Layout region records
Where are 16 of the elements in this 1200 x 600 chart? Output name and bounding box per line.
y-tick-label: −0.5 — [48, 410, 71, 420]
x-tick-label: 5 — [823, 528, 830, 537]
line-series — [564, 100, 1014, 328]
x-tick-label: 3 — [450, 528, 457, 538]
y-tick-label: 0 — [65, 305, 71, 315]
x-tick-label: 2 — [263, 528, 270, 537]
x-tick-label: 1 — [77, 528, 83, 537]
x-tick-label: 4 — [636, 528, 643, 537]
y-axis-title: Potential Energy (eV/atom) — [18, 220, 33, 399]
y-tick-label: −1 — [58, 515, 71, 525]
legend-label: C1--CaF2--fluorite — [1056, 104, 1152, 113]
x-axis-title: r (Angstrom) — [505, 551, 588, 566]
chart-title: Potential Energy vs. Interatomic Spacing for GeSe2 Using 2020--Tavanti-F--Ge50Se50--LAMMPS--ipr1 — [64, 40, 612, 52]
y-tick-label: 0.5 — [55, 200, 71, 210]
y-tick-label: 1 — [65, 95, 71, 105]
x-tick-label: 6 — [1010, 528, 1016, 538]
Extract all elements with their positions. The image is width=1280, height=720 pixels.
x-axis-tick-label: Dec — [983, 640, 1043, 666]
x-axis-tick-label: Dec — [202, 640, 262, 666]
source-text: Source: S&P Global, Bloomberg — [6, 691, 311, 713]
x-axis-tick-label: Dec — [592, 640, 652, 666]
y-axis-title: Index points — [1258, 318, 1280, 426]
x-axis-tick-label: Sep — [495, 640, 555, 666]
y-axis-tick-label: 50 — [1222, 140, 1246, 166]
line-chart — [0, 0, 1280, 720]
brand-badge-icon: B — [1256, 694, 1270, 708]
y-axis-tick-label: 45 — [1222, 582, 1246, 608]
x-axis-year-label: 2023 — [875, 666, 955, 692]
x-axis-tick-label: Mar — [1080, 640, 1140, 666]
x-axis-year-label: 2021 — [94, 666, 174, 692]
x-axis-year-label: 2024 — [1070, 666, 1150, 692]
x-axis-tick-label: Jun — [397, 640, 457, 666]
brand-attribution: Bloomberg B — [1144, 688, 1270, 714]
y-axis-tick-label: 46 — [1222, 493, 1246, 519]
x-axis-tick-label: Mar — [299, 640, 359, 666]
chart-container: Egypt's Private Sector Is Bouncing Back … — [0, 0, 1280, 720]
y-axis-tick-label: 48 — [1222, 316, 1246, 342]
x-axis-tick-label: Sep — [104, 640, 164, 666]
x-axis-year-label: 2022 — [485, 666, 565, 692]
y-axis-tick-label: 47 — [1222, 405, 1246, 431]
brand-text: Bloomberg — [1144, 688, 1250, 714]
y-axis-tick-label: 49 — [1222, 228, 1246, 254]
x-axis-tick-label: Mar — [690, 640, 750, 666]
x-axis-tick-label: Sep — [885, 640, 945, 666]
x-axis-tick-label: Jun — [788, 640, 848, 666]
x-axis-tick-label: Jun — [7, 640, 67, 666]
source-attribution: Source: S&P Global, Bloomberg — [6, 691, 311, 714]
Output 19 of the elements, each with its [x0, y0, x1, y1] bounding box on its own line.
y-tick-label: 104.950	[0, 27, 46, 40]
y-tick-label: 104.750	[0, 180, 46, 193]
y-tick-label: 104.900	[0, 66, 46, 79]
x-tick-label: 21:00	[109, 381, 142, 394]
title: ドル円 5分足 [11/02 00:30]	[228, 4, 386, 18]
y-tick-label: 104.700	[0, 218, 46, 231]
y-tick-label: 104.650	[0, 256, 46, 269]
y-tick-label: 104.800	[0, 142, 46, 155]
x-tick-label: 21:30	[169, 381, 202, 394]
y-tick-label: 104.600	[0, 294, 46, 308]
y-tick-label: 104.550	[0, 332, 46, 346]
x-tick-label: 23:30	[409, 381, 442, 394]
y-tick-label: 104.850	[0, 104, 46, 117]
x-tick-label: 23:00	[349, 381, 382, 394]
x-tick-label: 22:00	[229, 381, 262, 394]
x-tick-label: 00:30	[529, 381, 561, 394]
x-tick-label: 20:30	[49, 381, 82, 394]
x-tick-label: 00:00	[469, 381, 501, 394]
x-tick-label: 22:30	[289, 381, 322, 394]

▶ DIRECTIVE
Set down every one of the items above again, line for line, without changing a single character.

▶ ANSWER TO THE TASK
Where are 16 of the elements in this 1200 x 600 chart? Output name and bounding box per line.
y-tick-label: −0.5 — [48, 410, 71, 420]
x-tick-label: 5 — [823, 528, 830, 537]
line-series — [564, 100, 1014, 328]
x-tick-label: 3 — [450, 528, 457, 538]
y-tick-label: 0 — [65, 305, 71, 315]
x-tick-label: 2 — [263, 528, 270, 537]
x-tick-label: 1 — [77, 528, 83, 537]
x-tick-label: 4 — [636, 528, 643, 537]
y-axis-title: Potential Energy (eV/atom) — [18, 220, 33, 399]
y-tick-label: −1 — [58, 515, 71, 525]
legend-label: C1--CaF2--fluorite — [1056, 104, 1152, 113]
x-axis-title: r (Angstrom) — [505, 551, 588, 566]
chart-title: Potential Energy vs. Interatomic Spacing for GeSe2 Using 2020--Tavanti-F--Ge50Se50--LAMMPS--ipr1 — [64, 40, 612, 52]
y-tick-label: 0.5 — [55, 200, 71, 210]
y-tick-label: 1 — [65, 95, 71, 105]
x-tick-label: 6 — [1010, 528, 1016, 538]
Extract all elements with their positions. The image is width=1280, height=720 pixels.
x-axis-tick-label: Dec — [983, 640, 1043, 666]
x-axis-tick-label: Dec — [202, 640, 262, 666]
source-text: Source: S&P Global, Bloomberg — [6, 691, 311, 713]
x-axis-tick-label: Dec — [592, 640, 652, 666]
y-axis-title: Index points — [1258, 318, 1280, 426]
x-axis-tick-label: Sep — [495, 640, 555, 666]
y-axis-tick-label: 50 — [1222, 140, 1246, 166]
line-chart — [0, 0, 1280, 720]
brand-badge-icon: B — [1256, 694, 1270, 708]
y-axis-tick-label: 45 — [1222, 582, 1246, 608]
x-axis-year-label: 2023 — [875, 666, 955, 692]
x-axis-tick-label: Mar — [1080, 640, 1140, 666]
x-axis-year-label: 2021 — [94, 666, 174, 692]
x-axis-year-label: 2024 — [1070, 666, 1150, 692]
x-axis-tick-label: Jun — [397, 640, 457, 666]
brand-attribution: Bloomberg B — [1144, 688, 1270, 714]
y-axis-tick-label: 46 — [1222, 493, 1246, 519]
x-axis-tick-label: Mar — [299, 640, 359, 666]
chart-container: Egypt's Private Sector Is Bouncing Back … — [0, 0, 1280, 720]
y-axis-tick-label: 48 — [1222, 316, 1246, 342]
x-axis-tick-label: Sep — [104, 640, 164, 666]
x-axis-year-label: 2022 — [485, 666, 565, 692]
y-axis-tick-label: 47 — [1222, 405, 1246, 431]
brand-text: Bloomberg — [1144, 688, 1250, 714]
y-axis-tick-label: 49 — [1222, 228, 1246, 254]
x-axis-tick-label: Mar — [690, 640, 750, 666]
x-axis-tick-label: Sep — [885, 640, 945, 666]
x-axis-tick-label: Jun — [788, 640, 848, 666]
x-axis-tick-label: Jun — [7, 640, 67, 666]
source-attribution: Source: S&P Global, Bloomberg — [6, 691, 311, 714]
Output 19 of the elements, each with its [x0, y0, x1, y1] bounding box on its own line.
y-tick-label: 104.950	[0, 27, 46, 40]
y-tick-label: 104.750	[0, 180, 46, 193]
y-tick-label: 104.900	[0, 66, 46, 79]
x-tick-label: 21:00	[109, 381, 142, 394]
title: ドル円 5分足 [11/02 00:30]	[228, 4, 386, 18]
y-tick-label: 104.700	[0, 218, 46, 231]
y-tick-label: 104.650	[0, 256, 46, 269]
y-tick-label: 104.800	[0, 142, 46, 155]
x-tick-label: 21:30	[169, 381, 202, 394]
y-tick-label: 104.600	[0, 294, 46, 308]
y-tick-label: 104.550	[0, 332, 46, 346]
x-tick-label: 23:30	[409, 381, 442, 394]
y-tick-label: 104.850	[0, 104, 46, 117]
x-tick-label: 23:00	[349, 381, 382, 394]
x-tick-label: 22:00	[229, 381, 262, 394]
x-tick-label: 00:30	[529, 381, 561, 394]
x-tick-label: 20:30	[49, 381, 82, 394]
x-tick-label: 00:00	[469, 381, 501, 394]
x-tick-label: 22:30	[289, 381, 322, 394]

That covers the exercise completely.